_Exercise directions_
Your task is to extract every line from the material below exactly.

_Extracted data_

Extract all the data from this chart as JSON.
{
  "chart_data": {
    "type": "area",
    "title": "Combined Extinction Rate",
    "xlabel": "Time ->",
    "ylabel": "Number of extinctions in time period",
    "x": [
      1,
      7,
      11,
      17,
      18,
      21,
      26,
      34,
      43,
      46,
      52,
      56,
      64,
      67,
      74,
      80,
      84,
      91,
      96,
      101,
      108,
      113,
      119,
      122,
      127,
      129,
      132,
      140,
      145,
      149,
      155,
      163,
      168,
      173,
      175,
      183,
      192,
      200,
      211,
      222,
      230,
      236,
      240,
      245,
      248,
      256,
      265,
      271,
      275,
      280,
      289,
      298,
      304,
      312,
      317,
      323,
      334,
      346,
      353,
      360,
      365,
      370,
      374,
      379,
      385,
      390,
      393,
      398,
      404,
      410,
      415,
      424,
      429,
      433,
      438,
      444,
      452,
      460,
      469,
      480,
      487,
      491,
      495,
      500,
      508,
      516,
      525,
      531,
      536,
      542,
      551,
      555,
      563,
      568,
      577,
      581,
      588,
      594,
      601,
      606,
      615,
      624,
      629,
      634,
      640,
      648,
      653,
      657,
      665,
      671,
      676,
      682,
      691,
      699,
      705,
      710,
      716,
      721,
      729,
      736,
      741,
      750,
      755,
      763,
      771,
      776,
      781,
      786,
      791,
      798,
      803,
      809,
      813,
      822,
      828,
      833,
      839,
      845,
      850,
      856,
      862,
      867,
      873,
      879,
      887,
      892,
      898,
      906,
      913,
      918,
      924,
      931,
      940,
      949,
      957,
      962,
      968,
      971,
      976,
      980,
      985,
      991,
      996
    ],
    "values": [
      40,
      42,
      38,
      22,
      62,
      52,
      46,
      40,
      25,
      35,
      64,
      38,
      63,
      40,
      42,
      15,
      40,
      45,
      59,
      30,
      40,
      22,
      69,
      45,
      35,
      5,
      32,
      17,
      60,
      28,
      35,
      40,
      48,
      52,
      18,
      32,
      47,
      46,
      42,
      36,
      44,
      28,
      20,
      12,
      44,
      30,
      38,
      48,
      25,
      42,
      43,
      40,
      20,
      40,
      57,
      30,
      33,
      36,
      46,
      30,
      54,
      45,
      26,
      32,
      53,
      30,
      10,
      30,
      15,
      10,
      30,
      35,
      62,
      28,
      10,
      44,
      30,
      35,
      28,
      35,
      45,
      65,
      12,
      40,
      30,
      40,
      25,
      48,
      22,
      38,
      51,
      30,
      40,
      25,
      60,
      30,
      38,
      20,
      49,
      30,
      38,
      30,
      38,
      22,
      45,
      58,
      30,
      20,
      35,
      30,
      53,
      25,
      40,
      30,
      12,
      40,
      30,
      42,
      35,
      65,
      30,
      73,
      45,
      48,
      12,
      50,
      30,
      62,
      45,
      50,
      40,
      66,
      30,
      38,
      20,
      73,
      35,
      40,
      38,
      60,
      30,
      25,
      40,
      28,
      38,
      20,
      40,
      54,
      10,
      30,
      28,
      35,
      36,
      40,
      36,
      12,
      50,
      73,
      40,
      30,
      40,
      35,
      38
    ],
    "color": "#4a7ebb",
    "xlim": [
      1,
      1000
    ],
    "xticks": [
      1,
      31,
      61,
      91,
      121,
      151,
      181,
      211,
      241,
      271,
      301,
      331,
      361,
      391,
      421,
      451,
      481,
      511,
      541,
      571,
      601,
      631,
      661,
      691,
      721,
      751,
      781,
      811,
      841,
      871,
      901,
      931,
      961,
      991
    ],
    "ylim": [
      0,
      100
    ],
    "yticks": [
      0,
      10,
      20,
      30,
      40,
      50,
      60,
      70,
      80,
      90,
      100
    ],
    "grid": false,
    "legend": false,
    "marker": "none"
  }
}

_Result_
Extract all the data from this chart as JSON.
{
  "chart_data": {
    "type": "area",
    "title": "Combined Extinction Rate",
    "xlabel": "Time ->",
    "ylabel": "Number of extinctions in time period",
    "x": [
      1,
      7,
      11,
      17,
      18,
      21,
      26,
      34,
      43,
      46,
      52,
      56,
      64,
      67,
      74,
      80,
      84,
      91,
      96,
      101,
      108,
      113,
      119,
      122,
      127,
      129,
      132,
      140,
      145,
      149,
      155,
      163,
      168,
      173,
      175,
      183,
      192,
      200,
      211,
      222,
      230,
      236,
      240,
      245,
      248,
      256,
      265,
      271,
      275,
      280,
      289,
      298,
      304,
      312,
      317,
      323,
      334,
      346,
      353,
      360,
      365,
      370,
      374,
      379,
      385,
      390,
      393,
      398,
      404,
      410,
      415,
      424,
      429,
      433,
      438,
      444,
      452,
      460,
      469,
      480,
      487,
      491,
      495,
      500,
      508,
      516,
      525,
      531,
      536,
      542,
      551,
      555,
      563,
      568,
      577,
      581,
      588,
      594,
      601,
      606,
      615,
      624,
      629,
      634,
      640,
      648,
      653,
      657,
      665,
      671,
      676,
      682,
      691,
      699,
      705,
      710,
      716,
      721,
      729,
      736,
      741,
      750,
      755,
      763,
      771,
      776,
      781,
      786,
      791,
      798,
      803,
      809,
      813,
      822,
      828,
      833,
      839,
      845,
      850,
      856,
      862,
      867,
      873,
      879,
      887,
      892,
      898,
      906,
      913,
      918,
      924,
      931,
      940,
      949,
      957,
      962,
      968,
      971,
      976,
      980,
      985,
      991,
      996
    ],
    "values": [
      40,
      42,
      38,
      22,
      62,
      52,
      46,
      40,
      25,
      35,
      64,
      38,
      63,
      40,
      42,
      15,
      40,
      45,
      59,
      30,
      40,
      22,
      69,
      45,
      35,
      5,
      32,
      17,
      60,
      28,
      35,
      40,
      48,
      52,
      18,
      32,
      47,
      46,
      42,
      36,
      44,
      28,
      20,
      12,
      44,
      30,
      38,
      48,
      25,
      42,
      43,
      40,
      20,
      40,
      57,
      30,
      33,
      36,
      46,
      30,
      54,
      45,
      26,
      32,
      53,
      30,
      10,
      30,
      15,
      10,
      30,
      35,
      62,
      28,
      10,
      44,
      30,
      35,
      28,
      35,
      45,
      65,
      12,
      40,
      30,
      40,
      25,
      48,
      22,
      38,
      51,
      30,
      40,
      25,
      60,
      30,
      38,
      20,
      49,
      30,
      38,
      30,
      38,
      22,
      45,
      58,
      30,
      20,
      35,
      30,
      53,
      25,
      40,
      30,
      12,
      40,
      30,
      42,
      35,
      65,
      30,
      73,
      45,
      48,
      12,
      50,
      30,
      62,
      45,
      50,
      40,
      66,
      30,
      38,
      20,
      73,
      35,
      40,
      38,
      60,
      30,
      25,
      40,
      28,
      38,
      20,
      40,
      54,
      10,
      30,
      28,
      35,
      36,
      40,
      36,
      12,
      50,
      73,
      40,
      30,
      40,
      35,
      38
    ],
    "color": "#4a7ebb",
    "xlim": [
      1,
      1000
    ],
    "xticks": [
      1,
      31,
      61,
      91,
      121,
      151,
      181,
      211,
      241,
      271,
      301,
      331,
      361,
      391,
      421,
      451,
      481,
      511,
      541,
      571,
      601,
      631,
      661,
      691,
      721,
      751,
      781,
      811,
      841,
      871,
      901,
      931,
      961,
      991
    ],
    "ylim": [
      0,
      100
    ],
    "yticks": [
      0,
      10,
      20,
      30,
      40,
      50,
      60,
      70,
      80,
      90,
      100
    ],
    "grid": false,
    "legend": false,
    "marker": "none"
  }
}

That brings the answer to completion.